» **Stated task**: Return all lines below containing the word "امامی".

» **Records shown**:
* Begin *
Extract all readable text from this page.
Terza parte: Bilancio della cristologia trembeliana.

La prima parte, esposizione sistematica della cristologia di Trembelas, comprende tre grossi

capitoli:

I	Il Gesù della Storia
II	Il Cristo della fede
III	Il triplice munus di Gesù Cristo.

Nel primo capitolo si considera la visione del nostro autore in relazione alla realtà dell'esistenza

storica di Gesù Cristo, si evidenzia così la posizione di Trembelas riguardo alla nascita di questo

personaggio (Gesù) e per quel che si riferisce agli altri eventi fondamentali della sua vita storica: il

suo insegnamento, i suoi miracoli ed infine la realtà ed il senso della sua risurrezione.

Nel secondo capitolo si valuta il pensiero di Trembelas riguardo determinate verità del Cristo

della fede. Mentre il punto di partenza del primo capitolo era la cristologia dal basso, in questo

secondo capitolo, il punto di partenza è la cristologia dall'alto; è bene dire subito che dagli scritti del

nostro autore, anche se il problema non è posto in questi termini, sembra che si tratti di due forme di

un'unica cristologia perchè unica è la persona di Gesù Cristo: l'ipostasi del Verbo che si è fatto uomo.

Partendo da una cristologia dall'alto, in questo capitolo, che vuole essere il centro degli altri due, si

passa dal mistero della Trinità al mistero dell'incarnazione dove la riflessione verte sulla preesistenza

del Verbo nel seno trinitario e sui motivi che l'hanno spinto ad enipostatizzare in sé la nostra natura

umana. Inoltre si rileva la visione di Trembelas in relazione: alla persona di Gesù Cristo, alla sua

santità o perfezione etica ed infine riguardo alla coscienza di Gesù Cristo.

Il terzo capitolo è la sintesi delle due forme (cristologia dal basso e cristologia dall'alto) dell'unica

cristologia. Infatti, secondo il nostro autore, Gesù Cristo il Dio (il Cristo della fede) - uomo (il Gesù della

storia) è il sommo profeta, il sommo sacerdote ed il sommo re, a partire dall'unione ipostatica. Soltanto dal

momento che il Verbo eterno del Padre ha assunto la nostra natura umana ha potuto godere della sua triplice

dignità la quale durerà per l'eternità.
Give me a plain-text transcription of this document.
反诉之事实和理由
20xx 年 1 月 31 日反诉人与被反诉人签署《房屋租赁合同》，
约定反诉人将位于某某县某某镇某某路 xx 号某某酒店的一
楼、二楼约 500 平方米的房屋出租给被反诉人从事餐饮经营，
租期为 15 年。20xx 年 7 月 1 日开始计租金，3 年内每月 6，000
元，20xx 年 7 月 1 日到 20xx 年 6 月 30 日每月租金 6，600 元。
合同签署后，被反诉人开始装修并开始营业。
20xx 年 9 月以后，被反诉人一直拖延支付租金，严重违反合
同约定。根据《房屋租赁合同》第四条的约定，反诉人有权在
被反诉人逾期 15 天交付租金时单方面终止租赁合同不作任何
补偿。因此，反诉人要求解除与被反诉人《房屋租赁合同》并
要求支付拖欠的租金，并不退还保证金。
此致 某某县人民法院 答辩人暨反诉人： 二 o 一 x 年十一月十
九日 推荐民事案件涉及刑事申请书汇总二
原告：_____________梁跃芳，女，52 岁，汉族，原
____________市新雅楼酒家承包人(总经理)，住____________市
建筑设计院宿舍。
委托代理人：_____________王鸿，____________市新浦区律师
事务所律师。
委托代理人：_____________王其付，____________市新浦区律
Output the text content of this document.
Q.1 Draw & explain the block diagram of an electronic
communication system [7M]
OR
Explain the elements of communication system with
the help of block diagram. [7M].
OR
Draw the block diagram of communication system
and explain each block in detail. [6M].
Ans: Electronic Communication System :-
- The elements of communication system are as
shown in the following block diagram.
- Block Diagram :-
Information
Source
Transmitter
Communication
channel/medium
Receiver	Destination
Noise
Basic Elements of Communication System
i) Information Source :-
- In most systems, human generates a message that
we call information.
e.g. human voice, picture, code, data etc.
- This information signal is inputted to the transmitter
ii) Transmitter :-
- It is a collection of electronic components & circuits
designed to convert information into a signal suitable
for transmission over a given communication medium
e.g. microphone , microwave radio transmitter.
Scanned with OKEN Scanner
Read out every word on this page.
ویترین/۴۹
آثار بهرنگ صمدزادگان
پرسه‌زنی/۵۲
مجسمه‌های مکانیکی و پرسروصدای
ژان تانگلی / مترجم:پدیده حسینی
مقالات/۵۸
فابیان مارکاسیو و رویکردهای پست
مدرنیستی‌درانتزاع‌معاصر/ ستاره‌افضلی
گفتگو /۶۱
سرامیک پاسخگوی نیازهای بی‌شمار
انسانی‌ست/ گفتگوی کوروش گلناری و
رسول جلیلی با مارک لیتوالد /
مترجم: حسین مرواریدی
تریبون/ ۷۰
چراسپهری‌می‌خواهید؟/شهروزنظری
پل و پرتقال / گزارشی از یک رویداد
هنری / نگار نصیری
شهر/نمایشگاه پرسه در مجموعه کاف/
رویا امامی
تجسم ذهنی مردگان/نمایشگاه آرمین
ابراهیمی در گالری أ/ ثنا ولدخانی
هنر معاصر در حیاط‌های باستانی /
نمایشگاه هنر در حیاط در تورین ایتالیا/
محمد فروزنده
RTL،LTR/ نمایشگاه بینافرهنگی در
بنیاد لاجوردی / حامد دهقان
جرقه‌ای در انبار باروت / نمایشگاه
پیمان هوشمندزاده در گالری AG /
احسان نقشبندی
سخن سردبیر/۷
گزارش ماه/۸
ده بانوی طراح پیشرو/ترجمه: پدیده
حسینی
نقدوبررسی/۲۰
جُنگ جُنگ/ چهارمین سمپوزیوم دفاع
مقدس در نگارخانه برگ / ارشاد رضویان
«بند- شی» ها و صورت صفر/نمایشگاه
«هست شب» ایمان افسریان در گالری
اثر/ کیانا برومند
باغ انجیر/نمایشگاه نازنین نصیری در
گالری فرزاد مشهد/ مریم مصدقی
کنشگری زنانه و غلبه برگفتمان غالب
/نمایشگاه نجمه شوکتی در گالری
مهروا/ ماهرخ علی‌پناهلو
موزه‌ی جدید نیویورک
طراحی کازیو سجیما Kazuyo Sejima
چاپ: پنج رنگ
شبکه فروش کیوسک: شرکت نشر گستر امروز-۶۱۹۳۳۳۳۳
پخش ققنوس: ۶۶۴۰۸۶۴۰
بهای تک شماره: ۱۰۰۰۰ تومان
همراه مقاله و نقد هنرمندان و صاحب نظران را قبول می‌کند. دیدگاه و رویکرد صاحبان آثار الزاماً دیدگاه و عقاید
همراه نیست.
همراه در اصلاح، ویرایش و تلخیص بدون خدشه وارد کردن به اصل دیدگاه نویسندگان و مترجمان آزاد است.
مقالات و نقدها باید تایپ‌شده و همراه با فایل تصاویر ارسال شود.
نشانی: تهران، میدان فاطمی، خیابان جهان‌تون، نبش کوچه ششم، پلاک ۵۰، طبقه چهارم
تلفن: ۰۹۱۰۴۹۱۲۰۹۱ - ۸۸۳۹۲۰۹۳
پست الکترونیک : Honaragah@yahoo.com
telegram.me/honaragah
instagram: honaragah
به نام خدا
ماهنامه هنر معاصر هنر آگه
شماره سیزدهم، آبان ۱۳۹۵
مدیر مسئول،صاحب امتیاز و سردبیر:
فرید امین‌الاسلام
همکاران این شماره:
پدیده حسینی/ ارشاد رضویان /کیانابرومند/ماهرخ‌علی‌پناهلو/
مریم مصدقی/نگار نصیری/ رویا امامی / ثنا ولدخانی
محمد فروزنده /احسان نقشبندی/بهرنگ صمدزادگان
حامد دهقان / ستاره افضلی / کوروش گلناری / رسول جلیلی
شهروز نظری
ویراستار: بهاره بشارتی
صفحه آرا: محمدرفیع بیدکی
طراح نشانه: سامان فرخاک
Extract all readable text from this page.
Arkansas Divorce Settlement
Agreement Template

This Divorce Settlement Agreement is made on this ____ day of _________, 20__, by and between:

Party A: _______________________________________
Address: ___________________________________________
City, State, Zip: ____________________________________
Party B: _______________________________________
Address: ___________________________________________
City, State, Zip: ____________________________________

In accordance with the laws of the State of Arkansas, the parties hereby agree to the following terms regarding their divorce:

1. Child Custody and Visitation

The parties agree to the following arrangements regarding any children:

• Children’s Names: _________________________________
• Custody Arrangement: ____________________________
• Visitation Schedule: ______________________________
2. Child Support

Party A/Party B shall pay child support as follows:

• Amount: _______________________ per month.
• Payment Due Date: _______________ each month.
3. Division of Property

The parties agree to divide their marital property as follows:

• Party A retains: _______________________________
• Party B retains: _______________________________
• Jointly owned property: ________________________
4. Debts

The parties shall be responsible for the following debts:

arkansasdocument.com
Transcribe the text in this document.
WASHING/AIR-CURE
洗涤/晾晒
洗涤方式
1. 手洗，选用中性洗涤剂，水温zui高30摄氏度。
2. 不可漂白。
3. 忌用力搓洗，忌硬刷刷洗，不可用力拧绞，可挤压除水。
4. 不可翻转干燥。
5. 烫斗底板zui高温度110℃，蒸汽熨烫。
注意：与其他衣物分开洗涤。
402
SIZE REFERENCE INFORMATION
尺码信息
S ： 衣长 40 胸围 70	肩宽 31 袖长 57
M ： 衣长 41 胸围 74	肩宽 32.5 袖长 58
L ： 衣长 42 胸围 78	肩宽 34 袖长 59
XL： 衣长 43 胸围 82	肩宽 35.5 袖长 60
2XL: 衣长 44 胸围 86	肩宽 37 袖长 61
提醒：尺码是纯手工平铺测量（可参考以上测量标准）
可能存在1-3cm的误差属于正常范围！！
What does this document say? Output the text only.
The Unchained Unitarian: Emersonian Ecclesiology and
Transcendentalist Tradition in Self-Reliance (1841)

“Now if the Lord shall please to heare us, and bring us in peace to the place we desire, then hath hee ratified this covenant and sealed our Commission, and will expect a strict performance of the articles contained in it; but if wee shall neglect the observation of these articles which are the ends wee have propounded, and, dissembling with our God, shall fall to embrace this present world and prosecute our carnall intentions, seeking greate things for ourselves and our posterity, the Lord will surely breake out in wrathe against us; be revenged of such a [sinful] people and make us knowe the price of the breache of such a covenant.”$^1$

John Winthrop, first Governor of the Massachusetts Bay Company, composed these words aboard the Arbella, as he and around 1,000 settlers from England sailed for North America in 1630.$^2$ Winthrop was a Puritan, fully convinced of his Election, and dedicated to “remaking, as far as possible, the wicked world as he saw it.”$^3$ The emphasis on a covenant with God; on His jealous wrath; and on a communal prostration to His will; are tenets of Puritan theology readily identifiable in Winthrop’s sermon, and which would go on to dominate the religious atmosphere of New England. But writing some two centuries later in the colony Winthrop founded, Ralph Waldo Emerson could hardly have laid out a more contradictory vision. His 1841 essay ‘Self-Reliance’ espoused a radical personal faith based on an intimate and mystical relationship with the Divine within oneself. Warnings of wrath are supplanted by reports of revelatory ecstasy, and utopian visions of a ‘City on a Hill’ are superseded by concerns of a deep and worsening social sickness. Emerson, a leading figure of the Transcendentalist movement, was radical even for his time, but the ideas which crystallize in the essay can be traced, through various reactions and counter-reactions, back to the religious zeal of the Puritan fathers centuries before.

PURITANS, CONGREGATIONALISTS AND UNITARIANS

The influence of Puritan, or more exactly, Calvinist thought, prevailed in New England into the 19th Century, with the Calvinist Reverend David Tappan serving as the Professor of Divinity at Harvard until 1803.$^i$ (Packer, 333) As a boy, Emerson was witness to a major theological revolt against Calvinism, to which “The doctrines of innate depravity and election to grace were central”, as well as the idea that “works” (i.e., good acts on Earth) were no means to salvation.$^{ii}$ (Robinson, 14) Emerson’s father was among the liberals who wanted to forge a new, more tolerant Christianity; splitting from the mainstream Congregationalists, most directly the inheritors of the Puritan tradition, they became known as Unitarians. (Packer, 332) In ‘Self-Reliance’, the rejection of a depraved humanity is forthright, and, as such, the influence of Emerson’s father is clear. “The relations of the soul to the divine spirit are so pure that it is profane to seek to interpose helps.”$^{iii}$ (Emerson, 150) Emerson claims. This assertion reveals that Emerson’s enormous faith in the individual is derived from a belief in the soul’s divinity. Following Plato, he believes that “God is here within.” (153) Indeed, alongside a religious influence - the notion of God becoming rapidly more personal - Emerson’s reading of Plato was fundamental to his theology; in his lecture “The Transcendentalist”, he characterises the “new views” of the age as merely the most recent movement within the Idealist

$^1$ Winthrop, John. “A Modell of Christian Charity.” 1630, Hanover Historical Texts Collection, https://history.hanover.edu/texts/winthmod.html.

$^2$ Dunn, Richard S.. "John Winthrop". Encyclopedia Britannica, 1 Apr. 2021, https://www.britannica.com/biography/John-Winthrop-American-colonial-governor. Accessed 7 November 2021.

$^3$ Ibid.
* End *
» **Solution for this task**:
رویا امامی
مریم مصدقی/نگار نصیری/ رویا امامی / ثنا ولدخانی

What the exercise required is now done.